[Collection entries]
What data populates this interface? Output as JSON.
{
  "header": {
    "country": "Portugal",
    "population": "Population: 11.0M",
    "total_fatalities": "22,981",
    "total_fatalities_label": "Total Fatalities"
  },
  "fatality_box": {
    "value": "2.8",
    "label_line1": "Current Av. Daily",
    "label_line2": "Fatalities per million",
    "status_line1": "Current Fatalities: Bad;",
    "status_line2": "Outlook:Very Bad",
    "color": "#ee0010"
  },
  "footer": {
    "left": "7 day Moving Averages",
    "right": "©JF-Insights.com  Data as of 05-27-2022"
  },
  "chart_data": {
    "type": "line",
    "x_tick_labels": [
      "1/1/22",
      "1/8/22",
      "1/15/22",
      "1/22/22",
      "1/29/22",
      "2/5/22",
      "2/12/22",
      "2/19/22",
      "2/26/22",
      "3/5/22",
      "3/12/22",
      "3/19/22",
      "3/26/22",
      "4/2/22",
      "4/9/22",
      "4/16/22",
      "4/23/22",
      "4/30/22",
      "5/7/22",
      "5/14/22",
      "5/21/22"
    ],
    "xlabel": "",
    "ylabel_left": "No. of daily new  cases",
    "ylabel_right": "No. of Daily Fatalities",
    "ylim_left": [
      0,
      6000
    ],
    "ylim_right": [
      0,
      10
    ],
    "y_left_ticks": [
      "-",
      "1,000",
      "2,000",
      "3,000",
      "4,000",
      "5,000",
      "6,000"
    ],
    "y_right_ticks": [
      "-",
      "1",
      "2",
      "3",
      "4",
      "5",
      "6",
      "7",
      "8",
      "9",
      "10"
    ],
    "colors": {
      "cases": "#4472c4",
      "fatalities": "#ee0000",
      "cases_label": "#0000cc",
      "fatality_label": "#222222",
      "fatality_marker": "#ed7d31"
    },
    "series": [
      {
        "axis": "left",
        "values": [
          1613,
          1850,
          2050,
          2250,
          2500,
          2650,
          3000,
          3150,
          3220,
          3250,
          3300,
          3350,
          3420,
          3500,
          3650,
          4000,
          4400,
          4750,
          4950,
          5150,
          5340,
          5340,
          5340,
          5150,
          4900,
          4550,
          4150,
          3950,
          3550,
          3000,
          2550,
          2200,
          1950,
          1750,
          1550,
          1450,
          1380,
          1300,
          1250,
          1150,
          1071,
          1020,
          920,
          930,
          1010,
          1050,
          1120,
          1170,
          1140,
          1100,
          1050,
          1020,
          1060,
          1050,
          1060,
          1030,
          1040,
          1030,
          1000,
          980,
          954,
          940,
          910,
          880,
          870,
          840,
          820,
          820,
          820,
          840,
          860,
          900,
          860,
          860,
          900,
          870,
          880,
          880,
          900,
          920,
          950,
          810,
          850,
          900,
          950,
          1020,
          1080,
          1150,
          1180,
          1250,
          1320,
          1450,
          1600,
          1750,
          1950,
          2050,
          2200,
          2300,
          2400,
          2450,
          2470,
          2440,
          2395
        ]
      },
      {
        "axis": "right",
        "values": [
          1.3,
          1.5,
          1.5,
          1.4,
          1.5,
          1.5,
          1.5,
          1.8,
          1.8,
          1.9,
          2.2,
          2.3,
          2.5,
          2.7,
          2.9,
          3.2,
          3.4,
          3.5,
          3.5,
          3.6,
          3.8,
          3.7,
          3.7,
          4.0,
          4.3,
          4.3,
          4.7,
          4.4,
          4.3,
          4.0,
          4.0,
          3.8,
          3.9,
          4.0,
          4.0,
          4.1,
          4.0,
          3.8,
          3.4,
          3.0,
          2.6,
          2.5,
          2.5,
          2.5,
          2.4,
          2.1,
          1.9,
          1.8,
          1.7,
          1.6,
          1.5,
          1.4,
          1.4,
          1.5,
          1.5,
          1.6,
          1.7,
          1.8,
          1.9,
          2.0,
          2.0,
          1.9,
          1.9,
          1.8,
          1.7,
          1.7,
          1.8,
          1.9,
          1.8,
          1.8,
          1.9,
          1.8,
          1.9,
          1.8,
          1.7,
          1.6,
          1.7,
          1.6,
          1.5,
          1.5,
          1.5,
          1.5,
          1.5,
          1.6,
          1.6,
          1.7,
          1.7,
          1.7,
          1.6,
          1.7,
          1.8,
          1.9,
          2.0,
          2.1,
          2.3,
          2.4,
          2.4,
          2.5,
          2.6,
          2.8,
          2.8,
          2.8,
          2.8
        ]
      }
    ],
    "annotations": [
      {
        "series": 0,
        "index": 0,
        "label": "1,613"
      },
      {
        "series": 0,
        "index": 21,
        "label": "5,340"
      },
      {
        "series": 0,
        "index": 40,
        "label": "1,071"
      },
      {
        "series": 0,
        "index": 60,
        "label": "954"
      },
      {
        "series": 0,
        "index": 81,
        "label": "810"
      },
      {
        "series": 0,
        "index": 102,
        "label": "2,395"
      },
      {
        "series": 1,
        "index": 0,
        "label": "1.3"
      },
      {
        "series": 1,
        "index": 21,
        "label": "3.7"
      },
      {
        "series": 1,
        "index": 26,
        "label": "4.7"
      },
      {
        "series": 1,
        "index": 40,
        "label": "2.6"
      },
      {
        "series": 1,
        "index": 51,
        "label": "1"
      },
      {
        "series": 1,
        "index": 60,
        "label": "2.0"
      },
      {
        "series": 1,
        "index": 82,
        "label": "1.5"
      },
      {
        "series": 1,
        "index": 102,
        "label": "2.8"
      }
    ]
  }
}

==

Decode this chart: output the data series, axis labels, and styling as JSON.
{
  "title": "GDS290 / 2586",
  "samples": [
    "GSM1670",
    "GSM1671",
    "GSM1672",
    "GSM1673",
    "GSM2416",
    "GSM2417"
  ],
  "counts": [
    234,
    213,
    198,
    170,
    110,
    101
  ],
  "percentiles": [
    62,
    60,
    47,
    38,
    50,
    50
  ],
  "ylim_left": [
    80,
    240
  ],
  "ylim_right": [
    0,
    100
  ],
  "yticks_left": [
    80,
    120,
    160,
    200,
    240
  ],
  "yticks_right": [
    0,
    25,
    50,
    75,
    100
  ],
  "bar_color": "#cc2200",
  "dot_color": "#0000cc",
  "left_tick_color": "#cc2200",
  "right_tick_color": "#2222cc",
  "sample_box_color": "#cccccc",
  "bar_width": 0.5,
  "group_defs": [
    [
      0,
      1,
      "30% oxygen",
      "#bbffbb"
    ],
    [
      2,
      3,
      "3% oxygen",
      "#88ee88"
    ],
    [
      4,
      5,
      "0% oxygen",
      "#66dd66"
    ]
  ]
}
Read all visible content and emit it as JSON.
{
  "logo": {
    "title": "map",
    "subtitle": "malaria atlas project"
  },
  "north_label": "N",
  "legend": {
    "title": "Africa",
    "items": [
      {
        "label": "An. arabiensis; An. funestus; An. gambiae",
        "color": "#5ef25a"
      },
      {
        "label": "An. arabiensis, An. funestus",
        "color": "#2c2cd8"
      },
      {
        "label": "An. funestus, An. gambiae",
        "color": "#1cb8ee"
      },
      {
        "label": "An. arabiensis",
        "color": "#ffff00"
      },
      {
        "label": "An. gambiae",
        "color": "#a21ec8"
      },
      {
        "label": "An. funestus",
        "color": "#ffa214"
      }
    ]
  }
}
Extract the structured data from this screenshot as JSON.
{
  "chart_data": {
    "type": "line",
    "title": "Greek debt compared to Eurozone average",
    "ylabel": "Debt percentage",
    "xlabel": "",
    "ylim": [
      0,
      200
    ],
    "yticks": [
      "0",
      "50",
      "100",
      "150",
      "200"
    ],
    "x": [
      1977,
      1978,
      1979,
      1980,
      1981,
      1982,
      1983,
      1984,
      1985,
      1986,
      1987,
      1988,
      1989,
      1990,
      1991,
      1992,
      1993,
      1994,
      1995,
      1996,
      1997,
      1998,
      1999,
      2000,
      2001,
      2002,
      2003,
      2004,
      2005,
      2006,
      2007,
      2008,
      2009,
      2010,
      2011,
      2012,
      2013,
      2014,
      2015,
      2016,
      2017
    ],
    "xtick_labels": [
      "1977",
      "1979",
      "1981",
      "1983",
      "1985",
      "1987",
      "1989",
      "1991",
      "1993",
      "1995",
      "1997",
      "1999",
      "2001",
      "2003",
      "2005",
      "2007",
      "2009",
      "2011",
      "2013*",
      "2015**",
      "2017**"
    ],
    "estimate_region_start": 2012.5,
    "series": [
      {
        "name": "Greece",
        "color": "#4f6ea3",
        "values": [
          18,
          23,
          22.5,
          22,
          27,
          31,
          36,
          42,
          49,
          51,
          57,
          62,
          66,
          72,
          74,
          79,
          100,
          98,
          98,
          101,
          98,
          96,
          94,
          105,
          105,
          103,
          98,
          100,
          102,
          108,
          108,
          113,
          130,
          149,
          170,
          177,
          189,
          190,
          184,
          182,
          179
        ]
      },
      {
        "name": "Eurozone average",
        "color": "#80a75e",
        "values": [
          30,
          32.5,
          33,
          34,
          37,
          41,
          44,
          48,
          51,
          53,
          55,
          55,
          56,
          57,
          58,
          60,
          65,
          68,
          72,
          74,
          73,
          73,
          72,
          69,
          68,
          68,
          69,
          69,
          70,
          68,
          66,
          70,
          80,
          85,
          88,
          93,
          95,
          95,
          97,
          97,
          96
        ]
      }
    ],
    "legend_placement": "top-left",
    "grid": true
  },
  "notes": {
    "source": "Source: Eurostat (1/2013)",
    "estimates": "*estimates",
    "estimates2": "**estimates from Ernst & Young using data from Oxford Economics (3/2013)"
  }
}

* * *

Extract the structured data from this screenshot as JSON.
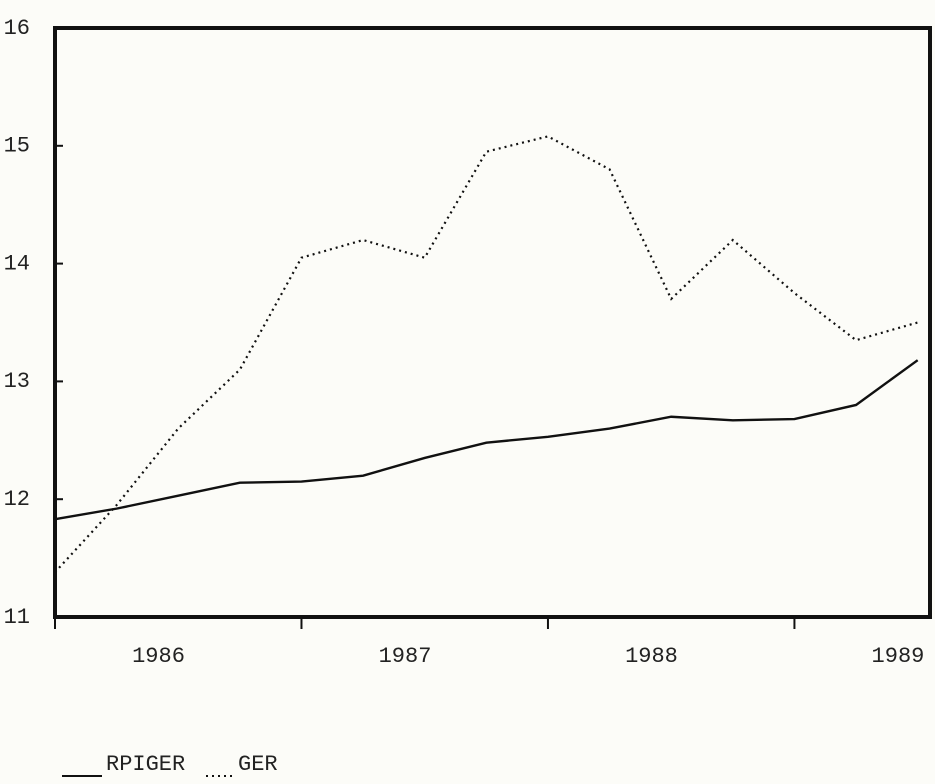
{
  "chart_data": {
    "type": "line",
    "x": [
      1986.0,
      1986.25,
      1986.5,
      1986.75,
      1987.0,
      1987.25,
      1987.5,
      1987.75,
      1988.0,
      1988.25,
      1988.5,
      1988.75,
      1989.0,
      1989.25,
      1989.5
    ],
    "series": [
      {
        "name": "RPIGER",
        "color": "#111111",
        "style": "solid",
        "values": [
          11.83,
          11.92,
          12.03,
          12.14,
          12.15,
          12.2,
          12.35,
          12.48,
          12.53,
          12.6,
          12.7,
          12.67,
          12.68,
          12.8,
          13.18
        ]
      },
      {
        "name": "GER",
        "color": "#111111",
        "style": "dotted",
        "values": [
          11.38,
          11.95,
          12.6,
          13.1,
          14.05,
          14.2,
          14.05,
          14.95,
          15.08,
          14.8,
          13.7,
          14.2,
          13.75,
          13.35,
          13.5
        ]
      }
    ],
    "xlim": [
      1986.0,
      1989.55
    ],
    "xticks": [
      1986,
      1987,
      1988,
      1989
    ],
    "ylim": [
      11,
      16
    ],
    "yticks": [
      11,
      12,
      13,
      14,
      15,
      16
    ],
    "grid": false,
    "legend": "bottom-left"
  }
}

Objective:
Tally up the lines in the preceding listing that contain the string "arabiensis". Respond with the number and nothing else.

Task output:
3